» **What you should do**
Retype the lines below, starting at the very first one and ending at the line that contains "tree-branch [1726,343,1729,365]", keeping each exactly the same.

##########

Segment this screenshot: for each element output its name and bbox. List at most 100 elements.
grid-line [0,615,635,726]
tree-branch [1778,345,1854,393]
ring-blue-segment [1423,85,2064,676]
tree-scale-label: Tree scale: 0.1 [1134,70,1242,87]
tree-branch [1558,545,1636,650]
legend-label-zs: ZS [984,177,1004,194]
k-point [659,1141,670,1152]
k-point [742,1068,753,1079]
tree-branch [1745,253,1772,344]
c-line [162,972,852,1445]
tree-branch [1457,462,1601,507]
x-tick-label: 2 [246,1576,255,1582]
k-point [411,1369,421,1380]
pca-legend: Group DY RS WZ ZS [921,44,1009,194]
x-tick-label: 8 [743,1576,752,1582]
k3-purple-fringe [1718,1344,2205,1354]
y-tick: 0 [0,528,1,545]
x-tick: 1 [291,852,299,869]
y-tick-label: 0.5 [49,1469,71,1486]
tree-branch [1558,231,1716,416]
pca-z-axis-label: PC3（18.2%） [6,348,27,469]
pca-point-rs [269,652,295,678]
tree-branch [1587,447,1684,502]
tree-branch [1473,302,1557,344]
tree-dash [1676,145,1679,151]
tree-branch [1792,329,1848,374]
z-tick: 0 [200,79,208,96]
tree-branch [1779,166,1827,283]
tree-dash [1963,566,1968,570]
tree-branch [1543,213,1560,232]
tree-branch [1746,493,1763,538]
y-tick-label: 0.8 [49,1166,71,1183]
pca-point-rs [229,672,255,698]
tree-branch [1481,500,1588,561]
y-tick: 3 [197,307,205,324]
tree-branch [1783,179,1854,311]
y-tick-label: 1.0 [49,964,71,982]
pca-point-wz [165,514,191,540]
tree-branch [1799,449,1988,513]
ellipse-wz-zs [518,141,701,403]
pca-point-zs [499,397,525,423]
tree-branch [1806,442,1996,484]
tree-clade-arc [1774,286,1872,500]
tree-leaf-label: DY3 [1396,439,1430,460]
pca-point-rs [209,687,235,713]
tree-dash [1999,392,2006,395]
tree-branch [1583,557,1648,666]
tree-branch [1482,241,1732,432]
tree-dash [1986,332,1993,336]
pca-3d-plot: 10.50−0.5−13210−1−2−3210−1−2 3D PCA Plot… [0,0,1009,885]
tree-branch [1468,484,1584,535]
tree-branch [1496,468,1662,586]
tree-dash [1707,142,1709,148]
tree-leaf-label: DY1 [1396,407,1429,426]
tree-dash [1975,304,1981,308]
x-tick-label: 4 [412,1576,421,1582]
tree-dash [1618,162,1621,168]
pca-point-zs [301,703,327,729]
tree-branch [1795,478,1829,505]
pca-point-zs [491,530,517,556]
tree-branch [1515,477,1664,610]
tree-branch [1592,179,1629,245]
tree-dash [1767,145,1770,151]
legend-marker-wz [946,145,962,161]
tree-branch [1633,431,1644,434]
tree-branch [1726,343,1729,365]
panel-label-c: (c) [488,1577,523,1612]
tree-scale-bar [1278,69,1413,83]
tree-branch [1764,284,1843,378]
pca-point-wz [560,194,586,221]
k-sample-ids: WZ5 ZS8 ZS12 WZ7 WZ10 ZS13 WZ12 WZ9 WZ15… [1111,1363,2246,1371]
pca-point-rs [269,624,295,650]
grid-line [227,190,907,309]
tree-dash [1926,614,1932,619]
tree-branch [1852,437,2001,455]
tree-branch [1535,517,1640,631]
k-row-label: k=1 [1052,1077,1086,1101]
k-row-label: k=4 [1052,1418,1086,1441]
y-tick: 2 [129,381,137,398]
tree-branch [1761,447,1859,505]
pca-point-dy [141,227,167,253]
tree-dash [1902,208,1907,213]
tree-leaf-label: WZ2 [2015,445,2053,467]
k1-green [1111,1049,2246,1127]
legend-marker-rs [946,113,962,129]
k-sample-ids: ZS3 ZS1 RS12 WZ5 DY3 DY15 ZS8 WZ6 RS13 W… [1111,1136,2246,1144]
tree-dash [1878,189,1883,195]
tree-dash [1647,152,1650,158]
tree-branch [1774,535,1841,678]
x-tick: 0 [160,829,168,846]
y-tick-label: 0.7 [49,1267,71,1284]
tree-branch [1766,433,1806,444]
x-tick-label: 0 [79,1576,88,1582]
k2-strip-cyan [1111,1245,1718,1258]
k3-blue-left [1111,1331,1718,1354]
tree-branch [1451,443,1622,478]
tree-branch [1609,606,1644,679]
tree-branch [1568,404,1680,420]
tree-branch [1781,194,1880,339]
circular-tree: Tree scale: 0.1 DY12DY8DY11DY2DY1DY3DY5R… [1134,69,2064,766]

##########

» **Solved problem**
Segment this screenshot: for each element output its name and bbox. List at most 100 elements.
grid-line [0,615,635,726]
tree-branch [1778,345,1854,393]
ring-blue-segment [1423,85,2064,676]
tree-scale-label: Tree scale: 0.1 [1134,70,1242,87]
tree-branch [1558,545,1636,650]
legend-label-zs: ZS [984,177,1004,194]
k-point [659,1141,670,1152]
k-point [742,1068,753,1079]
tree-branch [1745,253,1772,344]
c-line [162,972,852,1445]
tree-branch [1457,462,1601,507]
x-tick-label: 2 [246,1576,255,1582]
k-point [411,1369,421,1380]
pca-legend: Group DY RS WZ ZS [921,44,1009,194]
x-tick-label: 8 [743,1576,752,1582]
k3-purple-fringe [1718,1344,2205,1354]
y-tick: 0 [0,528,1,545]
x-tick: 1 [291,852,299,869]
y-tick-label: 0.5 [49,1469,71,1486]
tree-branch [1558,231,1716,416]
pca-z-axis-label: PC3（18.2%） [6,348,27,469]
pca-point-rs [269,652,295,678]
tree-branch [1587,447,1684,502]
tree-branch [1473,302,1557,344]
tree-dash [1676,145,1679,151]
tree-branch [1792,329,1848,374]
z-tick: 0 [200,79,208,96]
tree-branch [1779,166,1827,283]
tree-dash [1963,566,1968,570]
tree-branch [1543,213,1560,232]
tree-branch [1746,493,1763,538]
y-tick-label: 0.8 [49,1166,71,1183]
pca-point-rs [229,672,255,698]
tree-branch [1481,500,1588,561]
y-tick: 3 [197,307,205,324]
tree-branch [1783,179,1854,311]
y-tick-label: 1.0 [49,964,71,982]
pca-point-wz [165,514,191,540]
tree-branch [1799,449,1988,513]
ellipse-wz-zs [518,141,701,403]
pca-point-zs [499,397,525,423]
tree-branch [1806,442,1996,484]
tree-clade-arc [1774,286,1872,500]
tree-leaf-label: DY3 [1396,439,1430,460]
pca-point-rs [209,687,235,713]
tree-dash [1999,392,2006,395]
tree-branch [1583,557,1648,666]
tree-branch [1482,241,1732,432]
tree-dash [1986,332,1993,336]
pca-3d-plot: 10.50−0.5−13210−1−2−3210−1−2 3D PCA Plot… [0,0,1009,885]
tree-branch [1468,484,1584,535]
tree-branch [1496,468,1662,586]
tree-dash [1707,142,1709,148]
tree-leaf-label: DY1 [1396,407,1429,426]
tree-dash [1975,304,1981,308]
x-tick-label: 4 [412,1576,421,1582]
tree-dash [1618,162,1621,168]
pca-point-zs [301,703,327,729]
tree-branch [1795,478,1829,505]
pca-point-zs [491,530,517,556]
tree-branch [1515,477,1664,610]
tree-branch [1592,179,1629,245]
tree-dash [1767,145,1770,151]
legend-marker-wz [946,145,962,161]
tree-branch [1633,431,1644,434]
tree-branch [1726,343,1729,365]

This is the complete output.